#### [Records for the task]
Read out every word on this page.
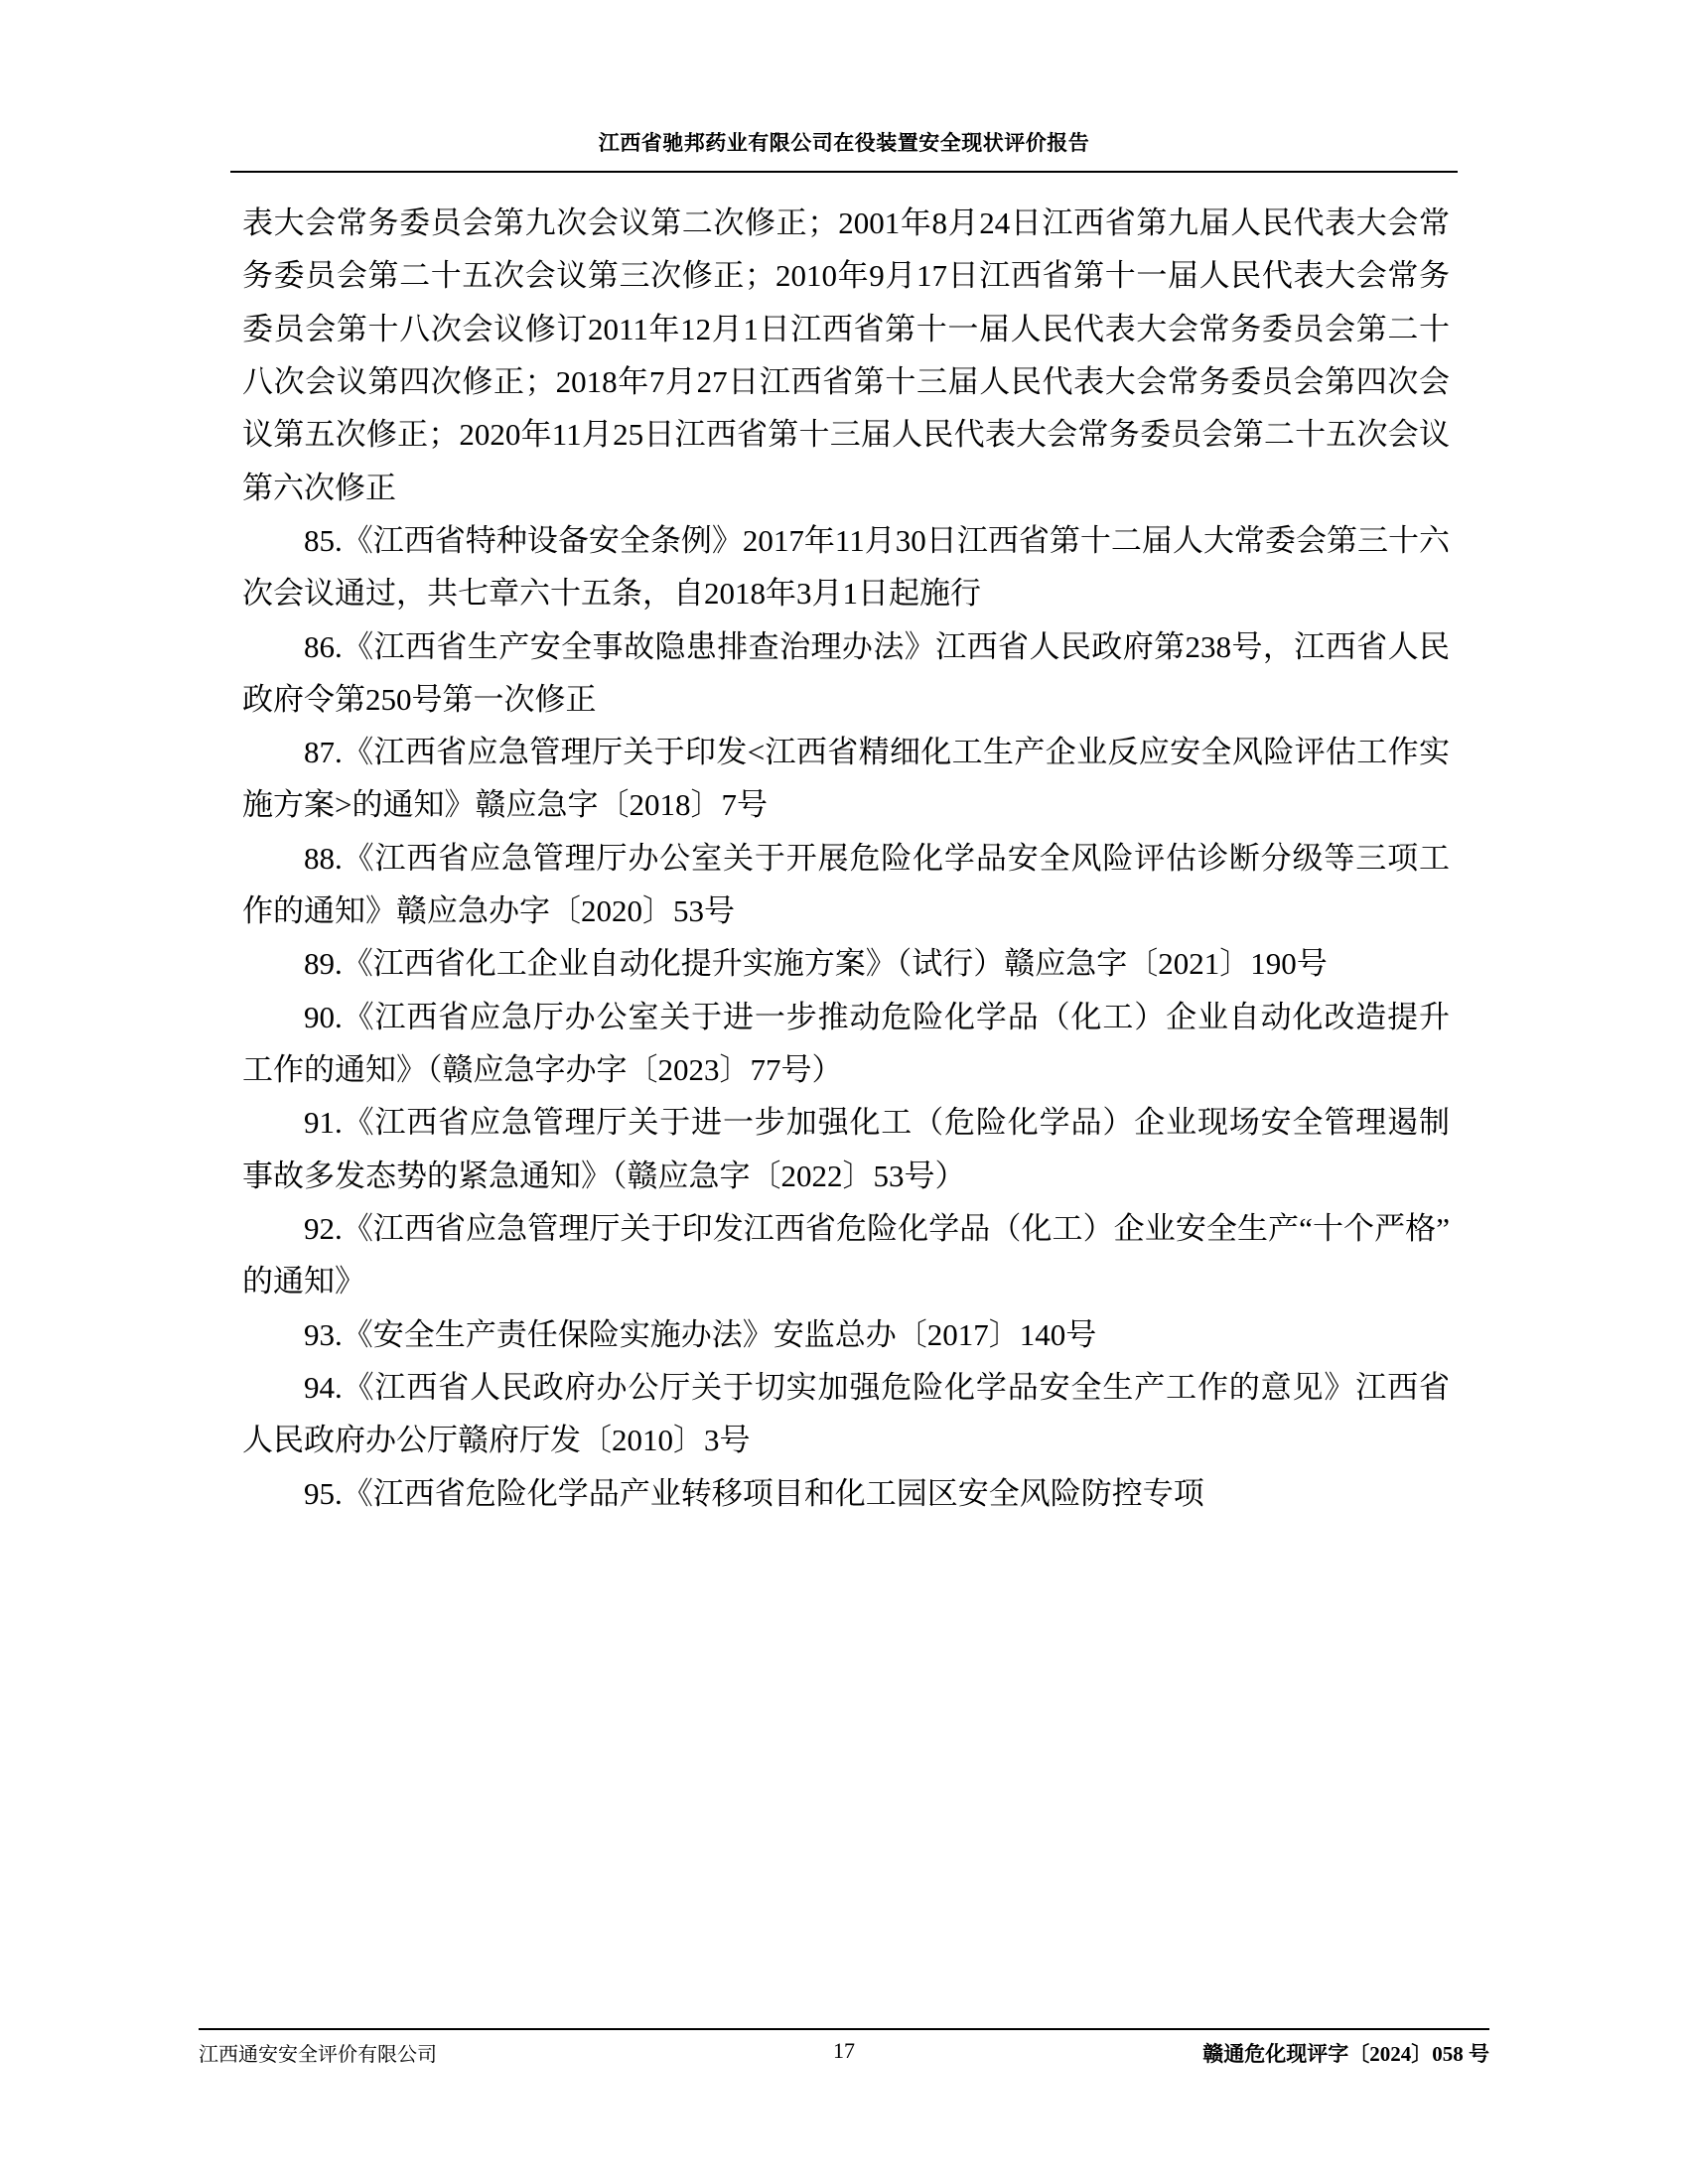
江西省驰邦药业有限公司在役装置安全现状评价报告

表大会常务委员会第九次会议第二次修正；2001年8月24日江西省第九届人民代表大会常务委员会第二十五次会议第三次修正；2010年9月17日江西省第十一届人民代表大会常务委员会第十八次会议修订2011年12月1日江西省第十一届人民代表大会常务委员会第二十八次会议第四次修正；2018年7月27日江西省第十三届人民代表大会常务委员会第四次会议第五次修正；2020年11月25日江西省第十三届人民代表大会常务委员会第二十五次会议第六次修正

85.《江西省特种设备安全条例》2017年11月30日江西省第十二届人大常委会第三十六次会议通过，共七章六十五条，自2018年3月1日起施行

86.《江西省生产安全事故隐患排查治理办法》江西省人民政府第238号，江西省人民政府令第250号第一次修正

87.《江西省应急管理厅关于印发<江西省精细化工生产企业反应安全风险评估工作实施方案>的通知》赣应急字〔2018〕7号

88.《江西省应急管理厅办公室关于开展危险化学品安全风险评估诊断分级等三项工作的通知》赣应急办字〔2020〕53号

89.《江西省化工企业自动化提升实施方案》（试行）赣应急字〔2021〕190号

90.《江西省应急厅办公室关于进一步推动危险化学品（化工）企业自动化改造提升工作的通知》（赣应急字办字〔2023〕77号）

91.《江西省应急管理厅关于进一步加强化工（危险化学品）企业现场安全管理遏制事故多发态势的紧急通知》（赣应急字〔2022〕53号）

92.《江西省应急管理厅关于印发江西省危险化学品（化工）企业安全生产“十个严格”的通知》

93.《安全生产责任保险实施办法》安监总办〔2017〕140号

94.《江西省人民政府办公厅关于切实加强危险化学品安全生产工作的意见》江西省人民政府办公厅赣府厅发〔2010〕3号

95.《江西省危险化学品产业转移项目和化工园区安全风险防控专项

江西通安安全评价有限公司	17	赣通危化现评字〔2024〕058 号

#### [Problem statement]
Extract the text of all the records above verbatim, excluding pictures.

#### [Written reply]
Read out every word on this page.
江西省驰邦药业有限公司在役装置安全现状评价报告

表大会常务委员会第九次会议第二次修正；2001年8月24日江西省第九届人民代表大会常务委员会第二十五次会议第三次修正；2010年9月17日江西省第十一届人民代表大会常务委员会第十八次会议修订2011年12月1日江西省第十一届人民代表大会常务委员会第二十八次会议第四次修正；2018年7月27日江西省第十三届人民代表大会常务委员会第四次会议第五次修正；2020年11月25日江西省第十三届人民代表大会常务委员会第二十五次会议第六次修正

85.《江西省特种设备安全条例》2017年11月30日江西省第十二届人大常委会第三十六次会议通过，共七章六十五条，自2018年3月1日起施行

86.《江西省生产安全事故隐患排查治理办法》江西省人民政府第238号，江西省人民政府令第250号第一次修正

87.《江西省应急管理厅关于印发<江西省精细化工生产企业反应安全风险评估工作实施方案>的通知》赣应急字〔2018〕7号

88.《江西省应急管理厅办公室关于开展危险化学品安全风险评估诊断分级等三项工作的通知》赣应急办字〔2020〕53号

89.《江西省化工企业自动化提升实施方案》（试行）赣应急字〔2021〕190号

90.《江西省应急厅办公室关于进一步推动危险化学品（化工）企业自动化改造提升工作的通知》（赣应急字办字〔2023〕77号）

91.《江西省应急管理厅关于进一步加强化工（危险化学品）企业现场安全管理遏制事故多发态势的紧急通知》（赣应急字〔2022〕53号）

92.《江西省应急管理厅关于印发江西省危险化学品（化工）企业安全生产“十个严格”的通知》

93.《安全生产责任保险实施办法》安监总办〔2017〕140号

94.《江西省人民政府办公厅关于切实加强危险化学品安全生产工作的意见》江西省人民政府办公厅赣府厅发〔2010〕3号

95.《江西省危险化学品产业转移项目和化工园区安全风险防控专项

江西通安安全评价有限公司	17	赣通危化现评字〔2024〕058 号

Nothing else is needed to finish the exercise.